Repeat, exactly and alone, every line from the line that contains "Read all visible content and emit it as JSON." to the end of the entries.
———
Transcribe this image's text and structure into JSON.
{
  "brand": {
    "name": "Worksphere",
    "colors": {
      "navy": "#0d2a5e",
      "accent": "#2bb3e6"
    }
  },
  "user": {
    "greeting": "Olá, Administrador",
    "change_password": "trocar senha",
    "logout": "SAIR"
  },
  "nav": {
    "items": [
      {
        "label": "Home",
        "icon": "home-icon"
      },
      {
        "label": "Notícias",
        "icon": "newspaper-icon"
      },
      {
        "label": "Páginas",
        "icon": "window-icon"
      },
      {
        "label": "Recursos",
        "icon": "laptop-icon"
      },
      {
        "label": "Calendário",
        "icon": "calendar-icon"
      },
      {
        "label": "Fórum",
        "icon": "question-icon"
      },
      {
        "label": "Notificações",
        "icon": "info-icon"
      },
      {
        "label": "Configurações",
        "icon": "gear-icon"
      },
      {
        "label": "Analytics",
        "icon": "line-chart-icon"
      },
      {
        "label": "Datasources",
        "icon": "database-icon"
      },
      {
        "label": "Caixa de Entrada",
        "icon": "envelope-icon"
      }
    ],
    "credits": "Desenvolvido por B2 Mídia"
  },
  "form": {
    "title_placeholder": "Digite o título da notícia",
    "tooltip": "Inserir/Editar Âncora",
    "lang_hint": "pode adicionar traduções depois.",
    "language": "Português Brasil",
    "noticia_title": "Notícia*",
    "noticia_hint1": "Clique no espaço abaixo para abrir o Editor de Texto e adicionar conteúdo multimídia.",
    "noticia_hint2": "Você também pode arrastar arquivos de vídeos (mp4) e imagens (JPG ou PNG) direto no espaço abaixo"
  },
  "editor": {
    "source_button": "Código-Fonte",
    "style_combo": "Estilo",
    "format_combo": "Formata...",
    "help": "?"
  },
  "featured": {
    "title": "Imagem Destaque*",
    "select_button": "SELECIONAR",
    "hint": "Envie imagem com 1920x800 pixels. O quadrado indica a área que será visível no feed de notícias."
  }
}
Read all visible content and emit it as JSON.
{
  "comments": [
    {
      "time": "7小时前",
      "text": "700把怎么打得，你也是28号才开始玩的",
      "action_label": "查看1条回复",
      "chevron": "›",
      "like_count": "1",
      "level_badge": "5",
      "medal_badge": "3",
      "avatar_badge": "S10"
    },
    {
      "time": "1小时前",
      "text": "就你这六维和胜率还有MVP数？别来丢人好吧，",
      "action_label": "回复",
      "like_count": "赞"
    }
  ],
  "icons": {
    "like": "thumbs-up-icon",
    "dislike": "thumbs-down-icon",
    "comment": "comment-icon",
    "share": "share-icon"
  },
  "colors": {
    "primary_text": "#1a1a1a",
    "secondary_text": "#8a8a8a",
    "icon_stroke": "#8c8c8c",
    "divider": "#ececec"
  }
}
———
#### Exercise output:
Read all visible content and emit it as JSON.
{
  "comments": [
    {
      "time": "7小时前",
      "text": "700把怎么打得，你也是28号才开始玩的",
      "action_label": "查看1条回复",
      "chevron": "›",
      "like_count": "1",
      "level_badge": "5",
      "medal_badge": "3",
      "avatar_badge": "S10"
    },
    {
      "time": "1小时前",
      "text": "就你这六维和胜率还有MVP数？别来丢人好吧，",
      "action_label": "回复",
      "like_count": "赞"
    }
  ],
  "icons": {
    "like": "thumbs-up-icon",
    "dislike": "thumbs-down-icon",
    "comment": "comment-icon",
    "share": "share-icon"
  },
  "colors": {
    "primary_text": "#1a1a1a",
    "secondary_text": "#8a8a8a",
    "icon_stroke": "#8c8c8c",
    "divider": "#ececec"
  }
}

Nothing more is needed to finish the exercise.